[Data provided — start]
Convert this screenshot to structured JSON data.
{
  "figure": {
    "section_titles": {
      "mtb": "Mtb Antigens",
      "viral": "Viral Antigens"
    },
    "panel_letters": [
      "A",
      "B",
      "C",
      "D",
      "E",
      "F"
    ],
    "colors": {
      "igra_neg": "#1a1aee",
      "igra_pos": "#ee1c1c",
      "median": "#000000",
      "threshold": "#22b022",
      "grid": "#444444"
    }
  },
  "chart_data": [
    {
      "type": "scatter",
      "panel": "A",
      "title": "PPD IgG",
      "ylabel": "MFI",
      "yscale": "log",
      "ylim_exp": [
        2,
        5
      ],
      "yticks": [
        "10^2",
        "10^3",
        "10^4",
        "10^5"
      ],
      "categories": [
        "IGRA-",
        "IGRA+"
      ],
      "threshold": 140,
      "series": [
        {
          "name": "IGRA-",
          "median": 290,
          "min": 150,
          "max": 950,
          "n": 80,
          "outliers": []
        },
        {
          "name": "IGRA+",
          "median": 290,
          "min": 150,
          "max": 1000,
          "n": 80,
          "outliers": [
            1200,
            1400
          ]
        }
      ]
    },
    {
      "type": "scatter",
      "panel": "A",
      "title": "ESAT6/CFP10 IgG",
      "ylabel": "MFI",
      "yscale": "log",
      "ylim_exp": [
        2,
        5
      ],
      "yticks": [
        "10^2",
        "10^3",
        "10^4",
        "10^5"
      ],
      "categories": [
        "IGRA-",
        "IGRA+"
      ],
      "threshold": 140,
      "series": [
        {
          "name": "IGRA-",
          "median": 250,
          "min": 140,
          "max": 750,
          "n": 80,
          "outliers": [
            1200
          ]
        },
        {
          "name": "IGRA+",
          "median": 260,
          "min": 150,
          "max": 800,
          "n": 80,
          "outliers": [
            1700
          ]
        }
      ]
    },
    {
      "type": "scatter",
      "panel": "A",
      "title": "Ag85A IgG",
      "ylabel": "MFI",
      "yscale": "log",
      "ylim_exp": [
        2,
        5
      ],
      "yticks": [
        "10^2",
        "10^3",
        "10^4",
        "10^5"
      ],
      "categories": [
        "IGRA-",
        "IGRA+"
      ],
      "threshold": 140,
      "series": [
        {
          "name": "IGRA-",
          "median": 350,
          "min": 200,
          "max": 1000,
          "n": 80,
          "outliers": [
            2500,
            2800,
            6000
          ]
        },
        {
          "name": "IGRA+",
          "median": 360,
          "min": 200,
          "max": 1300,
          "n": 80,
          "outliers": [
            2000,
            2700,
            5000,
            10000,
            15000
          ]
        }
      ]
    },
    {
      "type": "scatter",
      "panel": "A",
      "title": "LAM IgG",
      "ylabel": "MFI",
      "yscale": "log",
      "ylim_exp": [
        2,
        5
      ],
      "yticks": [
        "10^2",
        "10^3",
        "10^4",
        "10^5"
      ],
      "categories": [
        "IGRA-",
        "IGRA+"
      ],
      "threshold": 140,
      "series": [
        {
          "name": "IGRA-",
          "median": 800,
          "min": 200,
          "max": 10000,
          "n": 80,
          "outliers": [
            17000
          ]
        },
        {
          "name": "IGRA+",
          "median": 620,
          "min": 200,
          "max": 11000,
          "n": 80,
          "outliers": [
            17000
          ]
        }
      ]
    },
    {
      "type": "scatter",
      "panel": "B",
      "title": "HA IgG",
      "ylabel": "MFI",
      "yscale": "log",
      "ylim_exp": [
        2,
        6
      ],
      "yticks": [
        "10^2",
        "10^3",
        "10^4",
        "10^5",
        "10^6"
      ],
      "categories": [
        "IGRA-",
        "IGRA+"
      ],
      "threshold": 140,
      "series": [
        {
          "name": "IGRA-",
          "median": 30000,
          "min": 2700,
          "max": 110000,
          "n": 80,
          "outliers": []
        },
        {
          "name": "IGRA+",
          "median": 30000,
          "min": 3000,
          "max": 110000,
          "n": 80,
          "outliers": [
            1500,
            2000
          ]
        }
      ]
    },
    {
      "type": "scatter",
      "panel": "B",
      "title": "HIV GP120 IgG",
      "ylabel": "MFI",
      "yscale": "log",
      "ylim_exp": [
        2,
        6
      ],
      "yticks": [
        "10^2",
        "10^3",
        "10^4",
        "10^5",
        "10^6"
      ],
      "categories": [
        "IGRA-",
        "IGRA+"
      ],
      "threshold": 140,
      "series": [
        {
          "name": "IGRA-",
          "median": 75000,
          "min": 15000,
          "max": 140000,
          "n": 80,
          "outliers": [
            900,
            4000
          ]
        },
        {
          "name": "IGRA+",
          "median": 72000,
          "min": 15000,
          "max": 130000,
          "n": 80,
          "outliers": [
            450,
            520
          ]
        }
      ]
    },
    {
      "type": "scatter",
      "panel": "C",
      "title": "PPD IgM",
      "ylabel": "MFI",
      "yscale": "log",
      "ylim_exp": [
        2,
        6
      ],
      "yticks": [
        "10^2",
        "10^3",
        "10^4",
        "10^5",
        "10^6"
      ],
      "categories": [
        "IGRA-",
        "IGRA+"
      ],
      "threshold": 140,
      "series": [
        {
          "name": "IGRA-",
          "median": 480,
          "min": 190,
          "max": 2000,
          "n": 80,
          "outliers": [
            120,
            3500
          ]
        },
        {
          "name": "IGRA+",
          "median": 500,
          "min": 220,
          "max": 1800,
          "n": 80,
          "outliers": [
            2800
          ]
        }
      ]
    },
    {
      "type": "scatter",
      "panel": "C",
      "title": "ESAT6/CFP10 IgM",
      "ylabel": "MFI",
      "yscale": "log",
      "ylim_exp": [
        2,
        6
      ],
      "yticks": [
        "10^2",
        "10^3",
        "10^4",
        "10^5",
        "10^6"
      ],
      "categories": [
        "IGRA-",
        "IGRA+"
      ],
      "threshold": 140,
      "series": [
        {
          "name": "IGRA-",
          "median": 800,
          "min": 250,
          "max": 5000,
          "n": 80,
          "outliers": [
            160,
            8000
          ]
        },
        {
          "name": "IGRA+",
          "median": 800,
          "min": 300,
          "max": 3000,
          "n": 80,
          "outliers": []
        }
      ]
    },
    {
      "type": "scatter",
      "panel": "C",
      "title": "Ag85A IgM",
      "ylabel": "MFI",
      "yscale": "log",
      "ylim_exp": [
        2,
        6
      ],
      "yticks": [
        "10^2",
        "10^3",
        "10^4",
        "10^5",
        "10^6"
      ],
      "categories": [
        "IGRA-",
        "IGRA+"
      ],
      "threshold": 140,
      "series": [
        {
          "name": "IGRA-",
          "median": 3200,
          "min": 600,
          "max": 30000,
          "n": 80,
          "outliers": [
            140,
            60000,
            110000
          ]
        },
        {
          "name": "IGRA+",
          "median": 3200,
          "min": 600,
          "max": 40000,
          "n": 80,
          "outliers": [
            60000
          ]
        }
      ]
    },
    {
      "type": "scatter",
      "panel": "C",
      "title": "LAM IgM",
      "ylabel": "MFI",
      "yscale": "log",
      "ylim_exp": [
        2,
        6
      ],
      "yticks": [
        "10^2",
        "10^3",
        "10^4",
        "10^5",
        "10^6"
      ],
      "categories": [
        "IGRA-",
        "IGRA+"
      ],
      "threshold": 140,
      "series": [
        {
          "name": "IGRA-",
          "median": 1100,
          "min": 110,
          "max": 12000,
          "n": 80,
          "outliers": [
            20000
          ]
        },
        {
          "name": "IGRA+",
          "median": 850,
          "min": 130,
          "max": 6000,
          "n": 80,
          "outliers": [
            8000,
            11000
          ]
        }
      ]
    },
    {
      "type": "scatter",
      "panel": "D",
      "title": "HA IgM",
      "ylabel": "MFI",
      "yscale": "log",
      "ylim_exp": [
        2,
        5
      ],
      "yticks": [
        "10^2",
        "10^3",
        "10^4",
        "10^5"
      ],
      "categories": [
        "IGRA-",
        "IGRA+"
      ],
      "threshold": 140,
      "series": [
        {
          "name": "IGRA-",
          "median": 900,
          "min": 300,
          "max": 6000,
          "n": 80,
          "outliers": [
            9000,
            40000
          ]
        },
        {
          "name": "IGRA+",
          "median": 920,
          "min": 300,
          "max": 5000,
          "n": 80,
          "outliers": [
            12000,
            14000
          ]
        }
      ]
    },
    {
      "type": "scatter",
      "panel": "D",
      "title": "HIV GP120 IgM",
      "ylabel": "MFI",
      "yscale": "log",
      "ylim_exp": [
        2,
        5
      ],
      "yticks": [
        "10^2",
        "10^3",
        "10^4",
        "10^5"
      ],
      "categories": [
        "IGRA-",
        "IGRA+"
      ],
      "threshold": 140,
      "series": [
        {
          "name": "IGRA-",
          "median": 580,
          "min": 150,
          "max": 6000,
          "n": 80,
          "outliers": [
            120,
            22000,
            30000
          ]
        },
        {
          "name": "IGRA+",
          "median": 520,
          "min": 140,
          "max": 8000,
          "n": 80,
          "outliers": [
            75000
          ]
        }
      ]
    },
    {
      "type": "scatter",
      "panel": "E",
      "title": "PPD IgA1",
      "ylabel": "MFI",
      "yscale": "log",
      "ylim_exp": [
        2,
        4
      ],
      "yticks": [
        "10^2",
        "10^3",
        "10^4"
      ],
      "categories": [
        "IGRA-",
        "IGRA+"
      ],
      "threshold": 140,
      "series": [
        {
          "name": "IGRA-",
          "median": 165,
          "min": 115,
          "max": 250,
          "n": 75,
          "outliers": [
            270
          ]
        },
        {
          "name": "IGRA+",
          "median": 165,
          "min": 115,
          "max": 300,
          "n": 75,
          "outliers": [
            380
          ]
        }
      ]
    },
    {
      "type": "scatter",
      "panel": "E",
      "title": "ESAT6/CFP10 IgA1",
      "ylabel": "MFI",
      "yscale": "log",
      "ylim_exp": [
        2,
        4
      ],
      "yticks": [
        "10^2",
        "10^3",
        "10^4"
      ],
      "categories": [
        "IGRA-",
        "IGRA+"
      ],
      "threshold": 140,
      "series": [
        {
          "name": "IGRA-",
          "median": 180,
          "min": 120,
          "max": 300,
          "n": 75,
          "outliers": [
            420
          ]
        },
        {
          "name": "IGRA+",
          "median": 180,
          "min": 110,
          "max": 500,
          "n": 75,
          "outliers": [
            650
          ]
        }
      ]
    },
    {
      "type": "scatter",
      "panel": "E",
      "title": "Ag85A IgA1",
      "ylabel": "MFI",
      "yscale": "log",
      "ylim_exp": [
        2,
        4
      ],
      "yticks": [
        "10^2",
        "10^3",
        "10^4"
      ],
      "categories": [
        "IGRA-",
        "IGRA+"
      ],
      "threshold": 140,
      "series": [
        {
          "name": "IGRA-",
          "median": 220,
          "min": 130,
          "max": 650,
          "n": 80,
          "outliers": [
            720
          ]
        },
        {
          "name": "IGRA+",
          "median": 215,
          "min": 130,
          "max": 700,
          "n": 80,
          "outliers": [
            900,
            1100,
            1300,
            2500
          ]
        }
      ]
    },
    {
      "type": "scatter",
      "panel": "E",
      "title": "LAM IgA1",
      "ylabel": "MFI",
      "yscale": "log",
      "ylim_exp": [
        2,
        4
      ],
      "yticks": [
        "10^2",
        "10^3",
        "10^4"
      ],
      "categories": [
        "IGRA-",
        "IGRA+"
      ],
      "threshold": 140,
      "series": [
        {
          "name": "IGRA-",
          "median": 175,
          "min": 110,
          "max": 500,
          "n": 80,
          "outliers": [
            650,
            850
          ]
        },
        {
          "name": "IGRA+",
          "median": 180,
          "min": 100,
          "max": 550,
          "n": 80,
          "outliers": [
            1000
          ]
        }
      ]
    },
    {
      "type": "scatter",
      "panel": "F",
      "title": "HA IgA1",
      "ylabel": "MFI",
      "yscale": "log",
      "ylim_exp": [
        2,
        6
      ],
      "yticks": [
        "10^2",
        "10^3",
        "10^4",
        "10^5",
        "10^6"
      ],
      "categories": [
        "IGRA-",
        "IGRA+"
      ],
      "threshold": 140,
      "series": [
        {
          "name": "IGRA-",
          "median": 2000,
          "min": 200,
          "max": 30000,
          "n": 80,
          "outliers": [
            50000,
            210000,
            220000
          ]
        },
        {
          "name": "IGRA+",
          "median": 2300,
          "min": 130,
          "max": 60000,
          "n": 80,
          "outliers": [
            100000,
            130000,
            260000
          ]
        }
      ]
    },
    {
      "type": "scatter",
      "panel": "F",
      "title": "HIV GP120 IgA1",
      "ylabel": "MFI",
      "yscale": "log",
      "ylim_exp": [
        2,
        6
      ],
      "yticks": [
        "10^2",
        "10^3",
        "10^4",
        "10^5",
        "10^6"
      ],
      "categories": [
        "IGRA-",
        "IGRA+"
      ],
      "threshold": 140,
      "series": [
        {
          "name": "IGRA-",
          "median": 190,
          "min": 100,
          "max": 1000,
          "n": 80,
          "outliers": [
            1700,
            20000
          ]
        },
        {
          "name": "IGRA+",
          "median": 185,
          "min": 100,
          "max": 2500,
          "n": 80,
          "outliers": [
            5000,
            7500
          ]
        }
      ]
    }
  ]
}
[Data provided — finish]
Copy each line above that contains the string "Antigens".

## [Response]
      "mtb": "Mtb Antigens",
      "viral": "Viral Antigens"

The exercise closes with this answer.